Figure contents as structured data
╔══

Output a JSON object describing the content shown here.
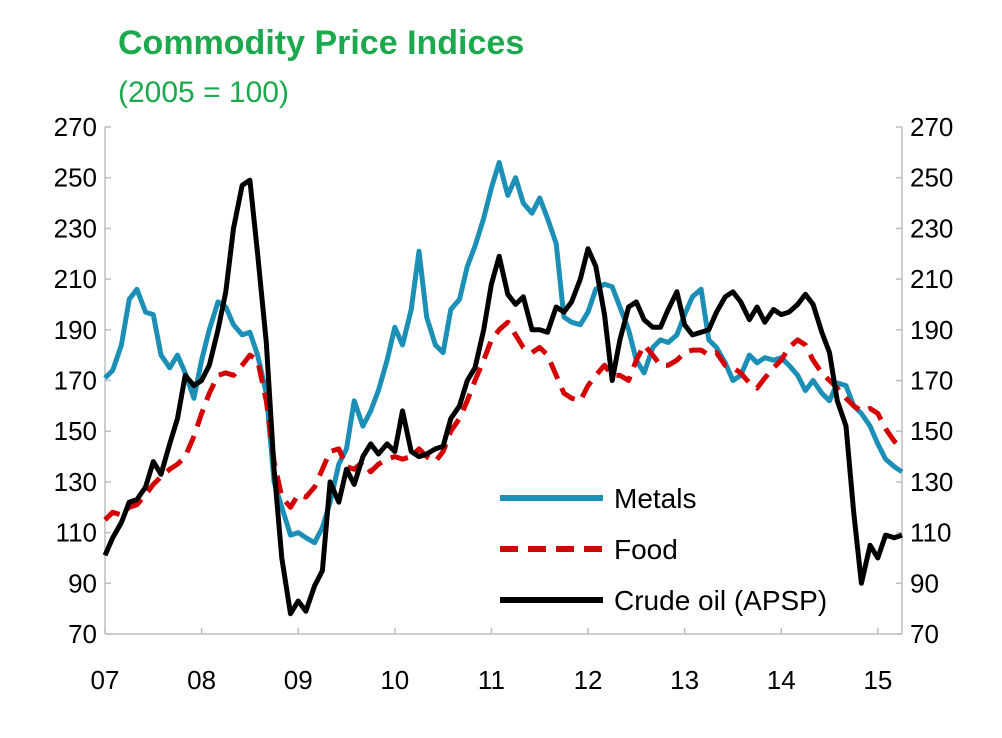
{
  "chart_data": {
    "type": "line",
    "title": "Commodity Price Indices",
    "subtitle": "(2005 = 100)",
    "ylim": [
      70,
      270
    ],
    "yticks": [
      70,
      90,
      110,
      130,
      150,
      170,
      190,
      210,
      230,
      250,
      270
    ],
    "xlim": [
      2007.0,
      2015.25
    ],
    "xticks": [
      {
        "value": 2007,
        "label": "07"
      },
      {
        "value": 2008,
        "label": "08"
      },
      {
        "value": 2009,
        "label": "09"
      },
      {
        "value": 2010,
        "label": "10"
      },
      {
        "value": 2011,
        "label": "11"
      },
      {
        "value": 2012,
        "label": "12"
      },
      {
        "value": 2013,
        "label": "13"
      },
      {
        "value": 2014,
        "label": "14"
      },
      {
        "value": 2015,
        "label": "15"
      }
    ],
    "dual_axis": true,
    "grid": false,
    "legend_position": "bottom-right",
    "series": [
      {
        "name": "Metals",
        "color": "#1b8fb5",
        "style": "solid",
        "x": [
          2007.0,
          2007.08,
          2007.17,
          2007.25,
          2007.33,
          2007.42,
          2007.5,
          2007.58,
          2007.67,
          2007.75,
          2007.83,
          2007.92,
          2008.0,
          2008.08,
          2008.17,
          2008.25,
          2008.33,
          2008.42,
          2008.5,
          2008.58,
          2008.67,
          2008.75,
          2008.83,
          2008.92,
          2009.0,
          2009.08,
          2009.17,
          2009.25,
          2009.33,
          2009.42,
          2009.5,
          2009.58,
          2009.67,
          2009.75,
          2009.83,
          2009.92,
          2010.0,
          2010.08,
          2010.17,
          2010.25,
          2010.33,
          2010.42,
          2010.5,
          2010.58,
          2010.67,
          2010.75,
          2010.83,
          2010.92,
          2011.0,
          2011.08,
          2011.17,
          2011.25,
          2011.33,
          2011.42,
          2011.5,
          2011.58,
          2011.67,
          2011.75,
          2011.83,
          2011.92,
          2012.0,
          2012.08,
          2012.17,
          2012.25,
          2012.33,
          2012.42,
          2012.5,
          2012.58,
          2012.67,
          2012.75,
          2012.83,
          2012.92,
          2013.0,
          2013.08,
          2013.17,
          2013.25,
          2013.33,
          2013.42,
          2013.5,
          2013.58,
          2013.67,
          2013.75,
          2013.83,
          2013.92,
          2014.0,
          2014.08,
          2014.17,
          2014.25,
          2014.33,
          2014.42,
          2014.5,
          2014.58,
          2014.67,
          2014.75,
          2014.83,
          2014.92,
          2015.0,
          2015.08,
          2015.17,
          2015.25
        ],
        "values": [
          171,
          174,
          184,
          202,
          206,
          197,
          196,
          180,
          175,
          180,
          173,
          163,
          178,
          190,
          201,
          199,
          192,
          188,
          189,
          180,
          165,
          130,
          120,
          109,
          110,
          108,
          106,
          112,
          122,
          137,
          143,
          162,
          152,
          158,
          166,
          178,
          191,
          184,
          198,
          221,
          195,
          184,
          181,
          198,
          202,
          215,
          223,
          234,
          246,
          256,
          243,
          250,
          240,
          236,
          242,
          234,
          224,
          195,
          193,
          192,
          197,
          206,
          208,
          207,
          199,
          190,
          178,
          173,
          183,
          186,
          185,
          188,
          196,
          203,
          206,
          186,
          183,
          177,
          170,
          172,
          180,
          177,
          179,
          178,
          179,
          176,
          172,
          166,
          170,
          165,
          162,
          169,
          168,
          160,
          157,
          152,
          145,
          139,
          136,
          134
        ]
      },
      {
        "name": "Food",
        "color": "#d40000",
        "style": "dashed",
        "x": [
          2007.0,
          2007.08,
          2007.17,
          2007.25,
          2007.33,
          2007.42,
          2007.5,
          2007.58,
          2007.67,
          2007.75,
          2007.83,
          2007.92,
          2008.0,
          2008.08,
          2008.17,
          2008.25,
          2008.33,
          2008.42,
          2008.5,
          2008.58,
          2008.67,
          2008.75,
          2008.83,
          2008.92,
          2009.0,
          2009.08,
          2009.17,
          2009.25,
          2009.33,
          2009.42,
          2009.5,
          2009.58,
          2009.67,
          2009.75,
          2009.83,
          2009.92,
          2010.0,
          2010.08,
          2010.17,
          2010.25,
          2010.33,
          2010.42,
          2010.5,
          2010.58,
          2010.67,
          2010.75,
          2010.83,
          2010.92,
          2011.0,
          2011.08,
          2011.17,
          2011.25,
          2011.33,
          2011.42,
          2011.5,
          2011.58,
          2011.67,
          2011.75,
          2011.83,
          2011.92,
          2012.0,
          2012.08,
          2012.17,
          2012.25,
          2012.33,
          2012.42,
          2012.5,
          2012.58,
          2012.67,
          2012.75,
          2012.83,
          2012.92,
          2013.0,
          2013.08,
          2013.17,
          2013.25,
          2013.33,
          2013.42,
          2013.5,
          2013.58,
          2013.67,
          2013.75,
          2013.83,
          2013.92,
          2014.0,
          2014.08,
          2014.17,
          2014.25,
          2014.33,
          2014.42,
          2014.5,
          2014.58,
          2014.67,
          2014.75,
          2014.83,
          2014.92,
          2015.0,
          2015.08,
          2015.17,
          2015.25
        ],
        "values": [
          115,
          118,
          117,
          120,
          121,
          125,
          129,
          132,
          135,
          137,
          140,
          148,
          157,
          165,
          172,
          173,
          172,
          176,
          180,
          178,
          162,
          138,
          124,
          120,
          125,
          124,
          128,
          135,
          142,
          143,
          136,
          135,
          138,
          134,
          137,
          139,
          140,
          139,
          140,
          143,
          140,
          138,
          142,
          150,
          155,
          162,
          170,
          178,
          186,
          190,
          193,
          188,
          183,
          181,
          183,
          180,
          172,
          165,
          163,
          162,
          168,
          172,
          176,
          172,
          172,
          170,
          178,
          184,
          180,
          176,
          176,
          178,
          181,
          182,
          182,
          180,
          181,
          176,
          175,
          173,
          169,
          167,
          171,
          175,
          178,
          183,
          186,
          184,
          178,
          173,
          170,
          167,
          163,
          160,
          158,
          159,
          157,
          151,
          146,
          143
        ]
      },
      {
        "name": "Crude oil (APSP)",
        "color": "#000000",
        "style": "solid",
        "x": [
          2007.0,
          2007.08,
          2007.17,
          2007.25,
          2007.33,
          2007.42,
          2007.5,
          2007.58,
          2007.67,
          2007.75,
          2007.83,
          2007.92,
          2008.0,
          2008.08,
          2008.17,
          2008.25,
          2008.33,
          2008.42,
          2008.5,
          2008.58,
          2008.67,
          2008.75,
          2008.83,
          2008.92,
          2009.0,
          2009.08,
          2009.17,
          2009.25,
          2009.33,
          2009.42,
          2009.5,
          2009.58,
          2009.67,
          2009.75,
          2009.83,
          2009.92,
          2010.0,
          2010.08,
          2010.17,
          2010.25,
          2010.33,
          2010.42,
          2010.5,
          2010.58,
          2010.67,
          2010.75,
          2010.83,
          2010.92,
          2011.0,
          2011.08,
          2011.17,
          2011.25,
          2011.33,
          2011.42,
          2011.5,
          2011.58,
          2011.67,
          2011.75,
          2011.83,
          2011.92,
          2012.0,
          2012.08,
          2012.17,
          2012.25,
          2012.33,
          2012.42,
          2012.5,
          2012.58,
          2012.67,
          2012.75,
          2012.83,
          2012.92,
          2013.0,
          2013.08,
          2013.17,
          2013.25,
          2013.33,
          2013.42,
          2013.5,
          2013.58,
          2013.67,
          2013.75,
          2013.83,
          2013.92,
          2014.0,
          2014.08,
          2014.17,
          2014.25,
          2014.33,
          2014.42,
          2014.5,
          2014.58,
          2014.67,
          2014.75,
          2014.83,
          2014.92,
          2015.0,
          2015.08,
          2015.17,
          2015.25
        ],
        "values": [
          101,
          108,
          114,
          122,
          123,
          128,
          138,
          133,
          145,
          155,
          172,
          168,
          170,
          176,
          190,
          205,
          230,
          247,
          249,
          220,
          185,
          135,
          100,
          78,
          83,
          79,
          89,
          95,
          130,
          122,
          135,
          129,
          140,
          145,
          141,
          145,
          142,
          158,
          142,
          140,
          141,
          143,
          144,
          155,
          160,
          170,
          175,
          190,
          208,
          219,
          204,
          200,
          203,
          190,
          190,
          189,
          199,
          197,
          201,
          210,
          222,
          215,
          196,
          170,
          186,
          199,
          201,
          194,
          191,
          191,
          198,
          205,
          192,
          188,
          189,
          190,
          197,
          203,
          205,
          201,
          194,
          199,
          193,
          198,
          196,
          197,
          200,
          204,
          200,
          189,
          181,
          162,
          152,
          118,
          90,
          105,
          100,
          109,
          108,
          109
        ]
      }
    ]
  }
}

╚══

Identify each line of the material where the word "label" shows up, and copy it.

        "label": "07"
        "label": "08"
        "label": "09"
        "label": "10"
        "label": "11"
        "label": "12"
        "label": "13"
        "label": "14"
        "label": "15"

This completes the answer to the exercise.